Exercise passage:
☆ ☆ ☆
Not enough blood for brain function and... excitement at the same time?


We should be so lucky.

Try loosening his corsets and burning a feather under his nose.


I should have asked someone to catch him.


I hope it wasn't one of those sloped roofs, where Doodlebug fainted...


Hadn't gotten that far yet.


And I hope that Doodlebug wasn't high... Above ground, I mean.


Nope. Above the ground, anyway; you'll have to ask Comrade A about the [bubble bubble bubble] bit of it.


GeraintElberion wrote:


Bath is down south: the most well-known spa town in the midlands is Royal Leamington Spa.

In other words, there are no well-known spa towns in the Midlands. Trick question.

GeraintElberion wrote:


St. David's (Tyddewi) is the smallest city in the country.
☆ ☆ ☆
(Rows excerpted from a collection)

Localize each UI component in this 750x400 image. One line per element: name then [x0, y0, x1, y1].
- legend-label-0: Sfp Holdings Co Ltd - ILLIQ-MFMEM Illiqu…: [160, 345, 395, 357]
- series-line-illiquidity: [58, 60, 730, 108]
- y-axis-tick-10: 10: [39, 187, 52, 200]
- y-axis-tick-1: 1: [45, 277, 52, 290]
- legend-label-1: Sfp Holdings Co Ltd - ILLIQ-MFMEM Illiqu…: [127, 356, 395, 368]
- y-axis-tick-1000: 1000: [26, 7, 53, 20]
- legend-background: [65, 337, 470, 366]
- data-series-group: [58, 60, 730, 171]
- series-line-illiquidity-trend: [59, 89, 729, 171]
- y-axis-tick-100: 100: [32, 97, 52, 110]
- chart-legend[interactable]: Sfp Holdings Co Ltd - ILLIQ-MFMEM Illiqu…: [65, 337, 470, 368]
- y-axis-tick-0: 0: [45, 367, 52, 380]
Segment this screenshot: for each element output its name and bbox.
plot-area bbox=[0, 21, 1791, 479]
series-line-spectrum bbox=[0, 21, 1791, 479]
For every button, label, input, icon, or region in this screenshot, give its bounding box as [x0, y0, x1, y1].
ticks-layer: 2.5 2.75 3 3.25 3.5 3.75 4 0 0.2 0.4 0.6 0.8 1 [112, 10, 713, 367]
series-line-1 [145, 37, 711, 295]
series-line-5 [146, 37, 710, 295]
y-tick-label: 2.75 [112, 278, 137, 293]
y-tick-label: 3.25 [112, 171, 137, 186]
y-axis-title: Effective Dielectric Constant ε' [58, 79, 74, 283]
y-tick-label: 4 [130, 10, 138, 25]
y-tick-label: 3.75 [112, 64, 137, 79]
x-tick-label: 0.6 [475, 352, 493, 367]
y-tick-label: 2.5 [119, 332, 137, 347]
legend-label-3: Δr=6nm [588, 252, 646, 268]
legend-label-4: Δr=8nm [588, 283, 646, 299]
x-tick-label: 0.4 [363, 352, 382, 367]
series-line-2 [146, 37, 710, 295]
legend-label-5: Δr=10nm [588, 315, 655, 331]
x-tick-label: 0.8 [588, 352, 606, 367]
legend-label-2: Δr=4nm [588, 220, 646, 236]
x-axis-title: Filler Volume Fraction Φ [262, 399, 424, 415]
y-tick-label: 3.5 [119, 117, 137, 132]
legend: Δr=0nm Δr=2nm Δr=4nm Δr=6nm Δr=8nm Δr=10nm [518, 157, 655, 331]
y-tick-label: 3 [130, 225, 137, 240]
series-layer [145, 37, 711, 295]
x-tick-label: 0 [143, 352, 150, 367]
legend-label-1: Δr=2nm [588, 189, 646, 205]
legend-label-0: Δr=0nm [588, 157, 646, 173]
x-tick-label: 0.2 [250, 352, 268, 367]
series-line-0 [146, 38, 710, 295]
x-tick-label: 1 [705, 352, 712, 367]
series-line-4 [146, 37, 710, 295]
☆ ☆ ☆
Instructions:
1. In the forum thread, which city does GeraintElberion call the smallest in the country?
2. Decide whether each statement agrees with the forum thread, and answer yes or no with the words from the thread that settle it: (a) Bath is in the Midlands. (b) Someone recommends burning a feather under his nose. (c) One participant regrets not asking someone to catch him.
3. Write the next few lines of the forum thread, picking up after its final line.
The rows have no connection to the forum thread.

Responses by item number:
1. St. David's (Tyddewi)

2.
(a) No: "Bath is down south"
(b) Yes: "Try loosening his corsets and burning a feather under his nose."
(c) Yes: "I should have asked someone to catch him."

3.
And here we get into the definition of a city. There are smaller settlements, but they are not termed "cities" according to British law, although there are states in the USA in which any incorporated settlement is officially a city. So let's first read up on city status in the UK.


And yes, I prefer Germany with its three Saxonies (Sachsen, Sachsen-Anhalt, Niedersachsen). Could I place them all in Germany? Absolutely. I still wouldn't have a chance with England's ceremonial counties (Scotland's council areas, I could probably manage) and definitely not all 101 départments of France.

Canadian territories and provinces? A breeze. Mexican states? Harder, I'll get lost in the middle, but okay.